*What this task involves*.
Type out every line below exactly as it reads.

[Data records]
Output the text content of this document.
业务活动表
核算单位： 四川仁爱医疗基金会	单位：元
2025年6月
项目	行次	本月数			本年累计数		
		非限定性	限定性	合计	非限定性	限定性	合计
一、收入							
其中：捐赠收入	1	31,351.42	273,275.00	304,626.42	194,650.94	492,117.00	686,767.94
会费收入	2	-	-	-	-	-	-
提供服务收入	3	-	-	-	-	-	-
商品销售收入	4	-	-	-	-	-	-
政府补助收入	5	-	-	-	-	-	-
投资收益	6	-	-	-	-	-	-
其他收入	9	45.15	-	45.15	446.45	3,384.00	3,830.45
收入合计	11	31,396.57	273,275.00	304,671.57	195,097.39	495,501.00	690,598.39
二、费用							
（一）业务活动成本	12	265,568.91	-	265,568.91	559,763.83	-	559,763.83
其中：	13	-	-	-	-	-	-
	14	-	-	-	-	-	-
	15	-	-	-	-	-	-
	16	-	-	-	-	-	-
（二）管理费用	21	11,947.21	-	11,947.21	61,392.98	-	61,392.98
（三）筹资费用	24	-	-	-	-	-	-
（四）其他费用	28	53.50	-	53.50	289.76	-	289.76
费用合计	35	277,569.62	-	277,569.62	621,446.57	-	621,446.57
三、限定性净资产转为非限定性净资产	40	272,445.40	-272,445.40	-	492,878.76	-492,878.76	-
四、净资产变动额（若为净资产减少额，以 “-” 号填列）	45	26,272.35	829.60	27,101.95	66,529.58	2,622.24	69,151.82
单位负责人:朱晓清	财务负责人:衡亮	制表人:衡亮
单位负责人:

*Written solution*.
Output the text content of this document.
业务活动表
核算单位： 四川仁爱医疗基金会	单位：元
2025年6月
项目	行次	本月数			本年累计数		
		非限定性	限定性	合计	非限定性	限定性	合计
一、收入							
其中：捐赠收入	1	31,351.42	273,275.00	304,626.42	194,650.94	492,117.00	686,767.94
会费收入	2	-	-	-	-	-	-
提供服务收入	3	-	-	-	-	-	-
商品销售收入	4	-	-	-	-	-	-
政府补助收入	5	-	-	-	-	-	-
投资收益	6	-	-	-	-	-	-
其他收入	9	45.15	-	45.15	446.45	3,384.00	3,830.45
收入合计	11	31,396.57	273,275.00	304,671.57	195,097.39	495,501.00	690,598.39
二、费用							
（一）业务活动成本	12	265,568.91	-	265,568.91	559,763.83	-	559,763.83
其中：	13	-	-	-	-	-	-
	14	-	-	-	-	-	-
	15	-	-	-	-	-	-
	16	-	-	-	-	-	-
（二）管理费用	21	11,947.21	-	11,947.21	61,392.98	-	61,392.98
（三）筹资费用	24	-	-	-	-	-	-
（四）其他费用	28	53.50	-	53.50	289.76	-	289.76
费用合计	35	277,569.62	-	277,569.62	621,446.57	-	621,446.57
三、限定性净资产转为非限定性净资产	40	272,445.40	-272,445.40	-	492,878.76	-492,878.76	-
四、净资产变动额（若为净资产减少额，以 “-” 号填列）	45	26,272.35	829.60	27,101.95	66,529.58	2,622.24	69,151.82
单位负责人:朱晓清	财务负责人:衡亮	制表人:衡亮
单位负责人:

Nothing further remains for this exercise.